=== Aim ===
Extract the lines that hold the string "vraiment".

=== Input data ===

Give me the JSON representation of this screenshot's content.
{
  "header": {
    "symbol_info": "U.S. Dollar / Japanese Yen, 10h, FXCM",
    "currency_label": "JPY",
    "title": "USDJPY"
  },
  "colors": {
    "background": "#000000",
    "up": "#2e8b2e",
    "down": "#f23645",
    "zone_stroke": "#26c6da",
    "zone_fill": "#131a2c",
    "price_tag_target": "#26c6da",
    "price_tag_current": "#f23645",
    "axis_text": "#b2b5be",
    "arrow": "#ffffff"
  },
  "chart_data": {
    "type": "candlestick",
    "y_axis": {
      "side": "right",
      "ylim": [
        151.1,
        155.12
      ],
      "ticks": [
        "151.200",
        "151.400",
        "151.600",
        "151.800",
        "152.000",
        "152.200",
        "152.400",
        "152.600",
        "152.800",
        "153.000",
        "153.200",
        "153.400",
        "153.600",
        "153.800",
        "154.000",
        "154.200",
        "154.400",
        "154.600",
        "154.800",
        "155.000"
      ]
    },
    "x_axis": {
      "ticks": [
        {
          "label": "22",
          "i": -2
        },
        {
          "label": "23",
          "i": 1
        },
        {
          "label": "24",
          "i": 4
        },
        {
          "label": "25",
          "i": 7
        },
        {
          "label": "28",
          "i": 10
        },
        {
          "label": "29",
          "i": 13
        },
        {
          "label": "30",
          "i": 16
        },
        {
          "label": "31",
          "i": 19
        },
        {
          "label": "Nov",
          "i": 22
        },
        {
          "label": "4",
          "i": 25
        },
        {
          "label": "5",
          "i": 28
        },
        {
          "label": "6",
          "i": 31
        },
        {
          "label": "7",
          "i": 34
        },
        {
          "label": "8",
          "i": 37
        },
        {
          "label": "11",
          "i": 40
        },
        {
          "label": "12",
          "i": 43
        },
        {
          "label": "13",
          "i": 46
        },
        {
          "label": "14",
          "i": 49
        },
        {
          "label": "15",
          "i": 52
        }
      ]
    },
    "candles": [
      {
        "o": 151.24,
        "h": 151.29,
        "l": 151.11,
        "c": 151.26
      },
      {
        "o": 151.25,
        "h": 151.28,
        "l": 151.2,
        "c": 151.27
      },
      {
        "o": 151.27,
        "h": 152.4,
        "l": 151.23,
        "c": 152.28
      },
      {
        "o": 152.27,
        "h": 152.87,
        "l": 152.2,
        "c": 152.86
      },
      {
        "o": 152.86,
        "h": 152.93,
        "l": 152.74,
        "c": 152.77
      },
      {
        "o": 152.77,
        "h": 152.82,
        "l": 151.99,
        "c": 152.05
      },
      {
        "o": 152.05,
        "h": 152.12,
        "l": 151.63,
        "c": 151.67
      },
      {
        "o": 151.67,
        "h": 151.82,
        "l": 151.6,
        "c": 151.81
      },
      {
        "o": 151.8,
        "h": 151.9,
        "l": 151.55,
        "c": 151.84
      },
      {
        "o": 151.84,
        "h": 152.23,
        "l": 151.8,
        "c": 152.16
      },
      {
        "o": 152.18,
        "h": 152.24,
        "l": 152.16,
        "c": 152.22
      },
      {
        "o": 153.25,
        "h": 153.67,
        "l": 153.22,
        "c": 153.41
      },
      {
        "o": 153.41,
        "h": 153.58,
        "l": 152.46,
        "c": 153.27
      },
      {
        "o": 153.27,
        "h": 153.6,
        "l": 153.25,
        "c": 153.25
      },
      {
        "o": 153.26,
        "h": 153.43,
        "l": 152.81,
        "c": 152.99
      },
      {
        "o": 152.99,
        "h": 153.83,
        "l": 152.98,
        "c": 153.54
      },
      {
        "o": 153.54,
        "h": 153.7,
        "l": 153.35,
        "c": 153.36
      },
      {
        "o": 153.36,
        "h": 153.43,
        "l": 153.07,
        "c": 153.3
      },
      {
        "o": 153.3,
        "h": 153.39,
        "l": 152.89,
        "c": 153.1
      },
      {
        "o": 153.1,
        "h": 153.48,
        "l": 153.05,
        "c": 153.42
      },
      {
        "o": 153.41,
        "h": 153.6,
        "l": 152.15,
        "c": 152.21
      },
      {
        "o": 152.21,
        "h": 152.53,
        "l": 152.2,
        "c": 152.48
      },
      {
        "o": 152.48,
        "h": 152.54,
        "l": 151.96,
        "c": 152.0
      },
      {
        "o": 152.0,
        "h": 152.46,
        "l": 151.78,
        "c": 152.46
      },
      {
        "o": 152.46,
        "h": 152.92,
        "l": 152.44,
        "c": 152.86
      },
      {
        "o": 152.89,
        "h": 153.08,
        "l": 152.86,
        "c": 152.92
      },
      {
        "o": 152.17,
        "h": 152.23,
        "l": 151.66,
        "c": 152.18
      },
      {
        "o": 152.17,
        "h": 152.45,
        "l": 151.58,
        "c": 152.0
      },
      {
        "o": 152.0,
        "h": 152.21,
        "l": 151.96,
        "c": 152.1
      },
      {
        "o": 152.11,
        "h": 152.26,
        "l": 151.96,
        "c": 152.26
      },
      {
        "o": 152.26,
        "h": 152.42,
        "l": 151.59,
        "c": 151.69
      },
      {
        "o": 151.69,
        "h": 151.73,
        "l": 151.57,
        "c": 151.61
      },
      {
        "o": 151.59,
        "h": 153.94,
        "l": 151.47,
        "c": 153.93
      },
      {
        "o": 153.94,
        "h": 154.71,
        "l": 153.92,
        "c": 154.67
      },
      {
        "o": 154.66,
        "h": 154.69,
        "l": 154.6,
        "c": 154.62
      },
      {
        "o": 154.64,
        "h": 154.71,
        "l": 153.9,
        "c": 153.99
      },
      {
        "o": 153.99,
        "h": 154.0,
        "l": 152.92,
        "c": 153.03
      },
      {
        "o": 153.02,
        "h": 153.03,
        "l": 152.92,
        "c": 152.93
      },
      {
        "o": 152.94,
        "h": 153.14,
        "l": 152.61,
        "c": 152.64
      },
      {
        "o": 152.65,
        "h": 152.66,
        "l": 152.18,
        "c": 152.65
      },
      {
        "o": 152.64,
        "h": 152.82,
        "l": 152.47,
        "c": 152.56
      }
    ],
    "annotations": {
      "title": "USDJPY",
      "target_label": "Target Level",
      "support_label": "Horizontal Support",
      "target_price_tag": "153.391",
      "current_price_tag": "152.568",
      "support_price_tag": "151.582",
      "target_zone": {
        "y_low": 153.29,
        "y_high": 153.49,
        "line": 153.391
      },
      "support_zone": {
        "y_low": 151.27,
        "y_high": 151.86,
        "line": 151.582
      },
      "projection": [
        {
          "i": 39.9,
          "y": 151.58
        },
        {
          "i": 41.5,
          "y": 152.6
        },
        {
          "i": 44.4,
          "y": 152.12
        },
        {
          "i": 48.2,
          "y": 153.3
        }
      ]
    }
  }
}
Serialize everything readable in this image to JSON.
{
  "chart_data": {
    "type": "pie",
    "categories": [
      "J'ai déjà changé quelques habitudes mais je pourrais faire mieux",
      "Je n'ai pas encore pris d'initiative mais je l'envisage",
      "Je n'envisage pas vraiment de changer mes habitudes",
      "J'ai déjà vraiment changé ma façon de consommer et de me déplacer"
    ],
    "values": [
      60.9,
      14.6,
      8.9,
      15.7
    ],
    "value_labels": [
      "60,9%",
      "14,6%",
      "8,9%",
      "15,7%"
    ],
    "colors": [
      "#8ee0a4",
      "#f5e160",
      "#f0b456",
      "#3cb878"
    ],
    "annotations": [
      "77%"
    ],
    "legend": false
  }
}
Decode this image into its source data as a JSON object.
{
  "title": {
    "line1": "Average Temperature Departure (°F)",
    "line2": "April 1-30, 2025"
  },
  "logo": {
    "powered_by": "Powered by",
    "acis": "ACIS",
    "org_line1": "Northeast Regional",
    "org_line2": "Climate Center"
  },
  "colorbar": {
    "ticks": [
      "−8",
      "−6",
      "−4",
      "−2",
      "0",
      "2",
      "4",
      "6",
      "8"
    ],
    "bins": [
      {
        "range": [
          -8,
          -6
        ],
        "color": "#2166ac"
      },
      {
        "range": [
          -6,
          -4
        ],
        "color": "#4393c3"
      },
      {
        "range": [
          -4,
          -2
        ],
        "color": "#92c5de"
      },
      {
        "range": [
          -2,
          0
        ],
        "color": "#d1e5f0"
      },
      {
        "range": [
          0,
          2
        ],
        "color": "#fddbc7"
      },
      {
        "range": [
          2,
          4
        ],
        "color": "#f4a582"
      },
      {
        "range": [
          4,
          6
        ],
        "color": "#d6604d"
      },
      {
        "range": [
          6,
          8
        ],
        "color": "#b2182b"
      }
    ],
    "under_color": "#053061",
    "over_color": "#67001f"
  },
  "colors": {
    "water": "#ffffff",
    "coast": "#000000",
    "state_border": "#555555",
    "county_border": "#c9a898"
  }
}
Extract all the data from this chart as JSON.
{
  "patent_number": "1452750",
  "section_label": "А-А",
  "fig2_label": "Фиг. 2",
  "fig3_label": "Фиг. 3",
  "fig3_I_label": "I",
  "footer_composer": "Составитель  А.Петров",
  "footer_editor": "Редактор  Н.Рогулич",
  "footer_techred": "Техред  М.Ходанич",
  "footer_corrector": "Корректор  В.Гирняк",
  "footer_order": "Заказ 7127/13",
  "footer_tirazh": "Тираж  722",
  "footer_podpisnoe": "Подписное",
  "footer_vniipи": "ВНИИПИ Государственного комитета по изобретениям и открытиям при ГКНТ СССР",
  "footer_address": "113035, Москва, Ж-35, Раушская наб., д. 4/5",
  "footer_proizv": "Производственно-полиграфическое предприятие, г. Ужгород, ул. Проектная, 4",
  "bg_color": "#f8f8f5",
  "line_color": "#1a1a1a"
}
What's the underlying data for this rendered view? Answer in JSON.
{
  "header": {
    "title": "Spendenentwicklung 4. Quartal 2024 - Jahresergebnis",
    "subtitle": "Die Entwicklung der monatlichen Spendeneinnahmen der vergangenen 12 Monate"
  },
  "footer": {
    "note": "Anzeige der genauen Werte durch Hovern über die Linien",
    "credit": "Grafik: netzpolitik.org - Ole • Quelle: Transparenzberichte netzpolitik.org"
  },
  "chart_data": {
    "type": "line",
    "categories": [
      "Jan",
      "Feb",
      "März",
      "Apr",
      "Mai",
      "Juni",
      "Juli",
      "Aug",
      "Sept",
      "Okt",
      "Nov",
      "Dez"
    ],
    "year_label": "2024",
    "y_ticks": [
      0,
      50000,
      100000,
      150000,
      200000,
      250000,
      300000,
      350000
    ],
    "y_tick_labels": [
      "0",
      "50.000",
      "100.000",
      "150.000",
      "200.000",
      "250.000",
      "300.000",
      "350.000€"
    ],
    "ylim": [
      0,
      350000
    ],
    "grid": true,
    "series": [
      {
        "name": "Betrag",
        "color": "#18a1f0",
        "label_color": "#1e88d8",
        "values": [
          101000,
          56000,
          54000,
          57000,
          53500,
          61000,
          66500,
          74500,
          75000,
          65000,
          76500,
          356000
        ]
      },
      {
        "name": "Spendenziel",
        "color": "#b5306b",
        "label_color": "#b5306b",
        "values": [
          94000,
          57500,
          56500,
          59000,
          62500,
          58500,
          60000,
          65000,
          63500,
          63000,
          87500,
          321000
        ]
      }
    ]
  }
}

=== The output ===
      "Je n'envisage pas vraiment de changer mes habitudes",
      "J'ai déjà vraiment changé ma façon de consommer et de me déplacer"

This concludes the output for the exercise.